Task goal: Copy down every line where the string "JSON" shows up.

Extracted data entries
## Begin

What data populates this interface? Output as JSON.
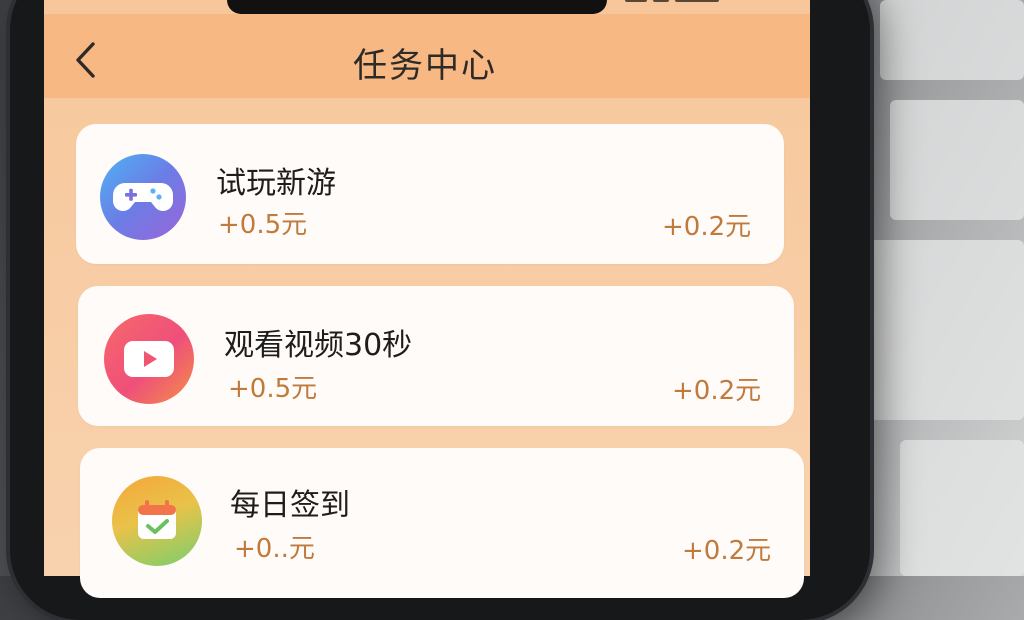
{
  "header": {
    "title": "任务中心"
  },
  "tasks": [
    {
      "name": "试玩新游",
      "reward_left": "+0.5元",
      "reward_right": "+0.2元",
      "icon": "gamepad-icon"
    },
    {
      "name": "观看视频30秒",
      "reward_left": "+0.5元",
      "reward_right": "+0.2元",
      "icon": "play-video-icon"
    },
    {
      "name": "每日签到",
      "reward_left": "+0..元",
      "reward_right": "+0.2元",
      "icon": "calendar-check-icon"
    }
  ],
  "colors": {
    "header_bg": "#f7b884",
    "page_bg": "#f8d2ae",
    "reward_text": "#c07a3c",
    "card_bg": "#fffbf8"
  }
}
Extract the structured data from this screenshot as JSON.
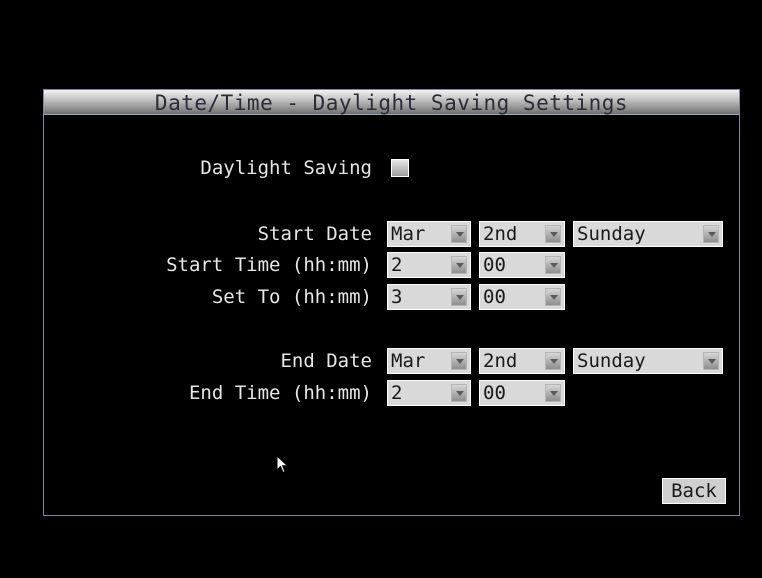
{
  "dialog": {
    "title": "Date/Time - Daylight Saving Settings"
  },
  "daylight_saving": {
    "label": "Daylight Saving",
    "checked": false
  },
  "start_date": {
    "label": "Start Date",
    "month": "Mar",
    "week": "2nd",
    "day": "Sunday"
  },
  "start_time": {
    "label": "Start Time (hh:mm)",
    "hour": "2",
    "minute": "00"
  },
  "set_to": {
    "label": "Set To (hh:mm)",
    "hour": "3",
    "minute": "00"
  },
  "end_date": {
    "label": "End Date",
    "month": "Mar",
    "week": "2nd",
    "day": "Sunday"
  },
  "end_time": {
    "label": "End Time (hh:mm)",
    "hour": "2",
    "minute": "00"
  },
  "buttons": {
    "back": "Back"
  },
  "icons": {
    "cursor": "mouse-pointer-icon",
    "dropdown": "chevron-down-icon"
  }
}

## End

Task answer:
What data populates this interface? Output as JSON.
Extract the structured data from this screenshot as JSON.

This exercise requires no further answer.